--- START Source material ---
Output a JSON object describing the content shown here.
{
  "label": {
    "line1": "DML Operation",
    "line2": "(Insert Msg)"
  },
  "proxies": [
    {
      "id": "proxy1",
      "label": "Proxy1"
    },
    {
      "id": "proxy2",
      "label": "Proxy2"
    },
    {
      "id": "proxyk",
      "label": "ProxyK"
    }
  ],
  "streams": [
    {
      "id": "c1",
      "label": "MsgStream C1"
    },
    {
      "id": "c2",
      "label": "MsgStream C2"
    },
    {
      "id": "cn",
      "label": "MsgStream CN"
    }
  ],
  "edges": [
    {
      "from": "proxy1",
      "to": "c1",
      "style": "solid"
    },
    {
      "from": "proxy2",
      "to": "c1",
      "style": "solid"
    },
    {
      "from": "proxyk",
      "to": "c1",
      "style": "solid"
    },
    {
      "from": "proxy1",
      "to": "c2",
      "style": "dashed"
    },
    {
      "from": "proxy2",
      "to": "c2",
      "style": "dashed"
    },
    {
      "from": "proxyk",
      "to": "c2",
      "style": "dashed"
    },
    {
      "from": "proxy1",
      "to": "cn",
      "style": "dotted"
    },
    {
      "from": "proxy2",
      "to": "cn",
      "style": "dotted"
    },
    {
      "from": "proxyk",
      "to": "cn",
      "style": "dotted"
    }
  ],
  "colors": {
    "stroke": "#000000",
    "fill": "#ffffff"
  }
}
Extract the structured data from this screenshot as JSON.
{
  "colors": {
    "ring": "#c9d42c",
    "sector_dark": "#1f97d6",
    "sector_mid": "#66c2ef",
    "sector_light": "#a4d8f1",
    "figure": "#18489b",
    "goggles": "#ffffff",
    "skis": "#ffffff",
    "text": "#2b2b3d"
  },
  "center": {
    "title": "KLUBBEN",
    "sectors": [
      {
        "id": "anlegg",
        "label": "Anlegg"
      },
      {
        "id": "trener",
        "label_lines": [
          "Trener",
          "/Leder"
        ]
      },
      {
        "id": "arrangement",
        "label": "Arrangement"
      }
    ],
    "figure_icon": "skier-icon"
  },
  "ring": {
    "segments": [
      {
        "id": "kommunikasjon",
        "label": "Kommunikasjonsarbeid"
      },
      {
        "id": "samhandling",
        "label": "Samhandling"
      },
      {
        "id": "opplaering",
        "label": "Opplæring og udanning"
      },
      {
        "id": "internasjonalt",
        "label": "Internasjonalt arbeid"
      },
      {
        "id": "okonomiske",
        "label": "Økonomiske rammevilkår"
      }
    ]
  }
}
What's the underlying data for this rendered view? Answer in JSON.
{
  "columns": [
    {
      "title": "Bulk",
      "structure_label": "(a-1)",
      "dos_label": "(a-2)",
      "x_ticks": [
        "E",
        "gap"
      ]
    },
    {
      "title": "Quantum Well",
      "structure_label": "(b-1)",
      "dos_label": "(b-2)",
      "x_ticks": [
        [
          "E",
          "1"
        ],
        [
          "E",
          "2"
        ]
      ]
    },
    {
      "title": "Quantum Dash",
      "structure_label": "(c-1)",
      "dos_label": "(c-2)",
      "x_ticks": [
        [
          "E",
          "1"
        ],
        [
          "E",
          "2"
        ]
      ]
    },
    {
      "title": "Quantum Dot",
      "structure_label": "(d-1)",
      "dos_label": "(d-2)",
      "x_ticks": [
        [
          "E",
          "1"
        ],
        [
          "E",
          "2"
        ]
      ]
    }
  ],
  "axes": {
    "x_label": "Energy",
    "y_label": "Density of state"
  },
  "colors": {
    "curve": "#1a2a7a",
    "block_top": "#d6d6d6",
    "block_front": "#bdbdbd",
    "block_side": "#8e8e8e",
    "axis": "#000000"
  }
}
--- END Source material ---
■ **Exercise task**: Return every line of the material exactly.

■ **Worked answer**:
Output a JSON object describing the content shown here.
{
  "label": {
    "line1": "DML Operation",
    "line2": "(Insert Msg)"
  },
  "proxies": [
    {
      "id": "proxy1",
      "label": "Proxy1"
    },
    {
      "id": "proxy2",
      "label": "Proxy2"
    },
    {
      "id": "proxyk",
      "label": "ProxyK"
    }
  ],
  "streams": [
    {
      "id": "c1",
      "label": "MsgStream C1"
    },
    {
      "id": "c2",
      "label": "MsgStream C2"
    },
    {
      "id": "cn",
      "label": "MsgStream CN"
    }
  ],
  "edges": [
    {
      "from": "proxy1",
      "to": "c1",
      "style": "solid"
    },
    {
      "from": "proxy2",
      "to": "c1",
      "style": "solid"
    },
    {
      "from": "proxyk",
      "to": "c1",
      "style": "solid"
    },
    {
      "from": "proxy1",
      "to": "c2",
      "style": "dashed"
    },
    {
      "from": "proxy2",
      "to": "c2",
      "style": "dashed"
    },
    {
      "from": "proxyk",
      "to": "c2",
      "style": "dashed"
    },
    {
      "from": "proxy1",
      "to": "cn",
      "style": "dotted"
    },
    {
      "from": "proxy2",
      "to": "cn",
      "style": "dotted"
    },
    {
      "from": "proxyk",
      "to": "cn",
      "style": "dotted"
    }
  ],
  "colors": {
    "stroke": "#000000",
    "fill": "#ffffff"
  }
}
Extract the structured data from this screenshot as JSON.
{
  "colors": {
    "ring": "#c9d42c",
    "sector_dark": "#1f97d6",
    "sector_mid": "#66c2ef",
    "sector_light": "#a4d8f1",
    "figure": "#18489b",
    "goggles": "#ffffff",
    "skis": "#ffffff",
    "text": "#2b2b3d"
  },
  "center": {
    "title": "KLUBBEN",
    "sectors": [
      {
        "id": "anlegg",
        "label": "Anlegg"
      },
      {
        "id": "trener",
        "label_lines": [
          "Trener",
          "/Leder"
        ]
      },
      {
        "id": "arrangement",
        "label": "Arrangement"
      }
    ],
    "figure_icon": "skier-icon"
  },
  "ring": {
    "segments": [
      {
        "id": "kommunikasjon",
        "label": "Kommunikasjonsarbeid"
      },
      {
        "id": "samhandling",
        "label": "Samhandling"
      },
      {
        "id": "opplaering",
        "label": "Opplæring og udanning"
      },
      {
        "id": "internasjonalt",
        "label": "Internasjonalt arbeid"
      },
      {
        "id": "okonomiske",
        "label": "Økonomiske rammevilkår"
      }
    ]
  }
}
What's the underlying data for this rendered view? Answer in JSON.
{
  "columns": [
    {
      "title": "Bulk",
      "structure_label": "(a-1)",
      "dos_label": "(a-2)",
      "x_ticks": [
        "E",
        "gap"
      ]
    },
    {
      "title": "Quantum Well",
      "structure_label": "(b-1)",
      "dos_label": "(b-2)",
      "x_ticks": [
        [
          "E",
          "1"
        ],
        [
          "E",
          "2"
        ]
      ]
    },
    {
      "title": "Quantum Dash",
      "structure_label": "(c-1)",
      "dos_label": "(c-2)",
      "x_ticks": [
        [
          "E",
          "1"
        ],
        [
          "E",
          "2"
        ]
      ]
    },
    {
      "title": "Quantum Dot",
      "structure_label": "(d-1)",
      "dos_label": "(d-2)",
      "x_ticks": [
        [
          "E",
          "1"
        ],
        [
          "E",
          "2"
        ]
      ]
    }
  ],
  "axes": {
    "x_label": "Energy",
    "y_label": "Density of state"
  },
  "colors": {
    "curve": "#1a2a7a",
    "block_top": "#d6d6d6",
    "block_front": "#bdbdbd",
    "block_side": "#8e8e8e",
    "axis": "#000000"
  }
}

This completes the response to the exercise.